----- DATA FOR THIS TASK
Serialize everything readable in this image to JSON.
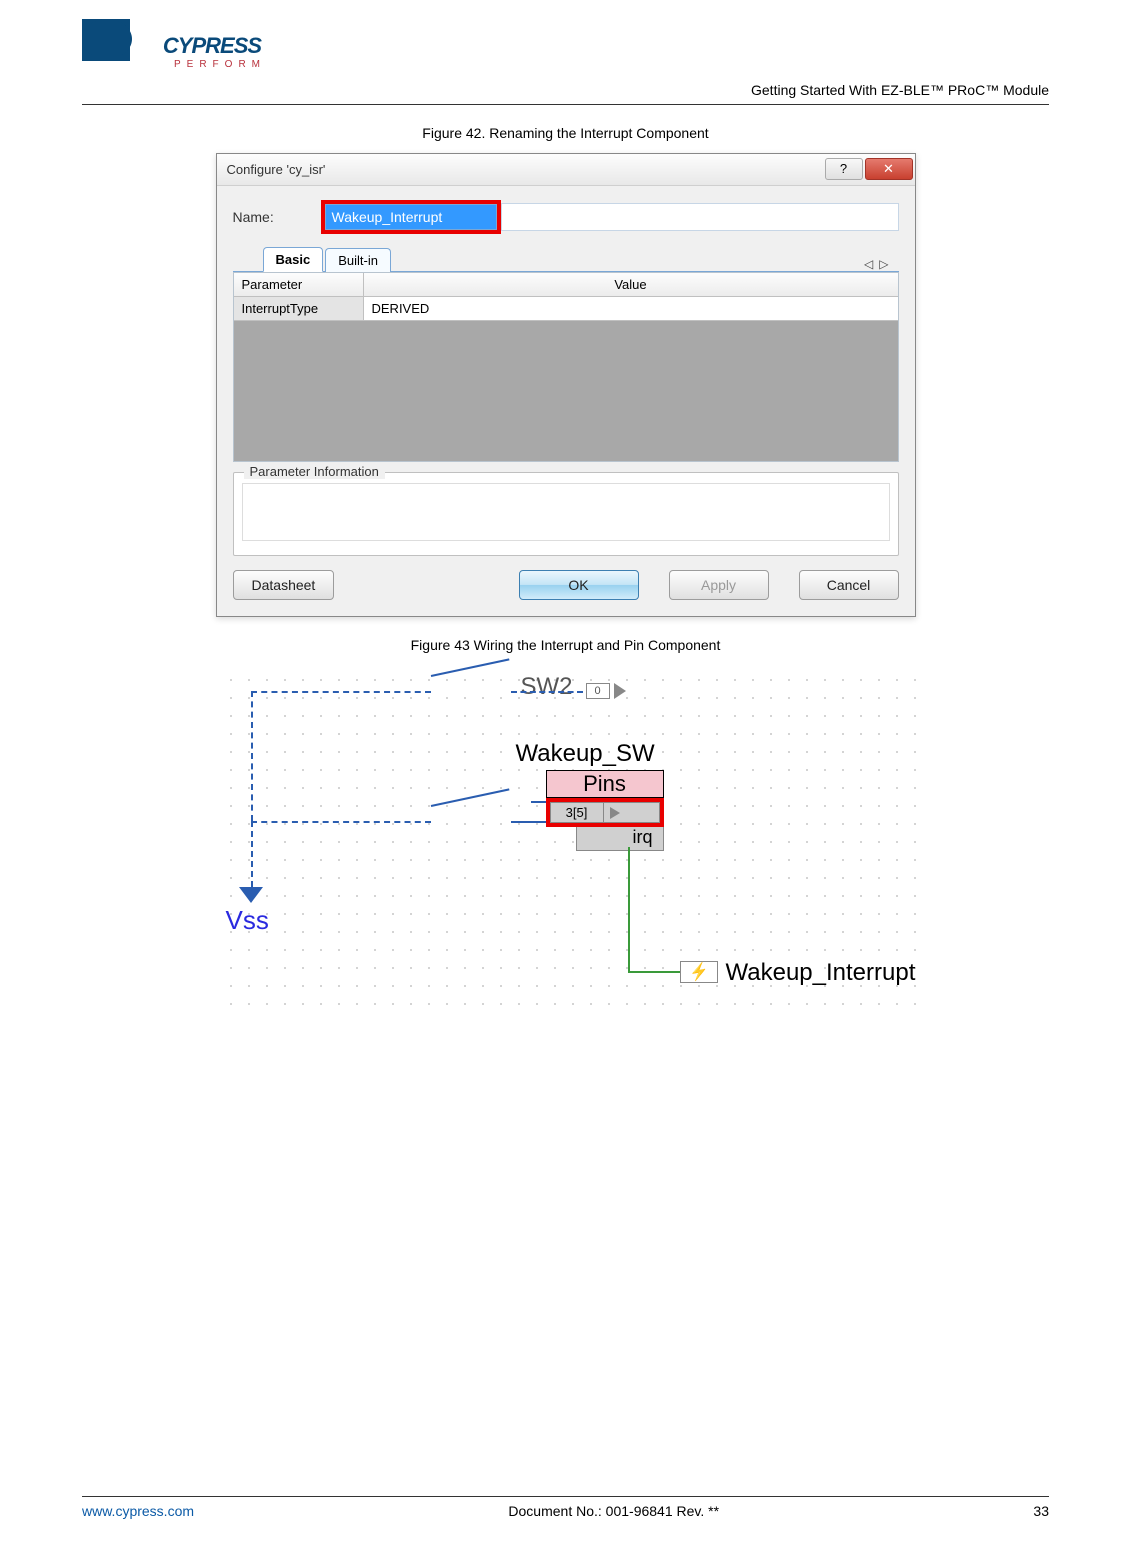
{
  "header": {
    "logo_main": "CYPRESS",
    "logo_sub": "PERFORM",
    "page_title": "Getting Started With EZ-BLE™ PRoC™ Module"
  },
  "figure42": {
    "caption": "Figure 42. Renaming the Interrupt Component",
    "dialog_title": "Configure 'cy_isr'",
    "name_label": "Name:",
    "name_value": "Wakeup_Interrupt",
    "tabs": {
      "basic": "Basic",
      "builtin": "Built-in"
    },
    "grid": {
      "header_parameter": "Parameter",
      "header_value": "Value",
      "rows": [
        {
          "parameter": "InterruptType",
          "value": "DERIVED"
        }
      ]
    },
    "param_info_label": "Parameter Information",
    "buttons": {
      "datasheet": "Datasheet",
      "ok": "OK",
      "apply": "Apply",
      "cancel": "Cancel"
    }
  },
  "figure43": {
    "caption": "Figure 43 Wiring the Interrupt and Pin Component",
    "sw2_label": "SW2",
    "sw2_pin": "0",
    "wakeup_sw_label": "Wakeup_SW",
    "pins_header": "Pins",
    "pin_port": "3[5]",
    "irq_label": "irq",
    "vss_label": "Vss",
    "interrupt_label": "Wakeup_Interrupt"
  },
  "footer": {
    "url": "www.cypress.com",
    "docno": "Document No.: 001-96841 Rev. **",
    "page": "33"
  }
}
----------
§ **PROBLEM DETAILS**:
Answer with one number: how many lines in the listing hold "Component".

§ **ANSWER TO THIS PROBLEM**:
2